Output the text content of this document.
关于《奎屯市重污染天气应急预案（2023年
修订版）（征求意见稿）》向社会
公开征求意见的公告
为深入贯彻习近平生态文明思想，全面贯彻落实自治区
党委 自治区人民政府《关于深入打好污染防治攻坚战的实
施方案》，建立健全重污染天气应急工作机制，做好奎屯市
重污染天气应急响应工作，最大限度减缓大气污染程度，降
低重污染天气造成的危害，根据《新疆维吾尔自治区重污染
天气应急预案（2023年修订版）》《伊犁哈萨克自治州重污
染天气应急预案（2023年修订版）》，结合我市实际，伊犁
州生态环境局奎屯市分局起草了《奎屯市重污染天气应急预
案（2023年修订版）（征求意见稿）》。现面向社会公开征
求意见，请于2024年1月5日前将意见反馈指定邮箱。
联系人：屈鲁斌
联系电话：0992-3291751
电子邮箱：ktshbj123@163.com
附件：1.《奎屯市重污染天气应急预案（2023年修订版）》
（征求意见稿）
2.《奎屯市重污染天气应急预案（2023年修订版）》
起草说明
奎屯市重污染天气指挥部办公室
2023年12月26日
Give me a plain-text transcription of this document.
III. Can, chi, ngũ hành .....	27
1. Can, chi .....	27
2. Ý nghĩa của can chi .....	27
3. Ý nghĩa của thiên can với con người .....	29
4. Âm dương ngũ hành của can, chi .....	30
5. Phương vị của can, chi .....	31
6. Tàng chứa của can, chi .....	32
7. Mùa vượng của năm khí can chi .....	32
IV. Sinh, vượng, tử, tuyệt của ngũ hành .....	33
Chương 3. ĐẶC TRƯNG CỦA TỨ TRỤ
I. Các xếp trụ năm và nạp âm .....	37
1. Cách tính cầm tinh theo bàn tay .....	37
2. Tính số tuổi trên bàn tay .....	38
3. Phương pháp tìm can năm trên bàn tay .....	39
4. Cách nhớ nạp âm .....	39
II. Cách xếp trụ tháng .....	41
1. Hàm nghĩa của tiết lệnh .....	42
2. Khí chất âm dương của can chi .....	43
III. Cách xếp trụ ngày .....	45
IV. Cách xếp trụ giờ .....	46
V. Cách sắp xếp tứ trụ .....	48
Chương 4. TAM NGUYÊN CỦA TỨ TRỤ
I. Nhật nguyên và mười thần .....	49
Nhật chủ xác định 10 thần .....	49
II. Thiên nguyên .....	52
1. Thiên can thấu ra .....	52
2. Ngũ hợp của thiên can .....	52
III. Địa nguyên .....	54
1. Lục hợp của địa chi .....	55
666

*To be done*
Provide solely the number of lines in the data that include the word "奎屯市重污染天气应急预案".

*Result below*
3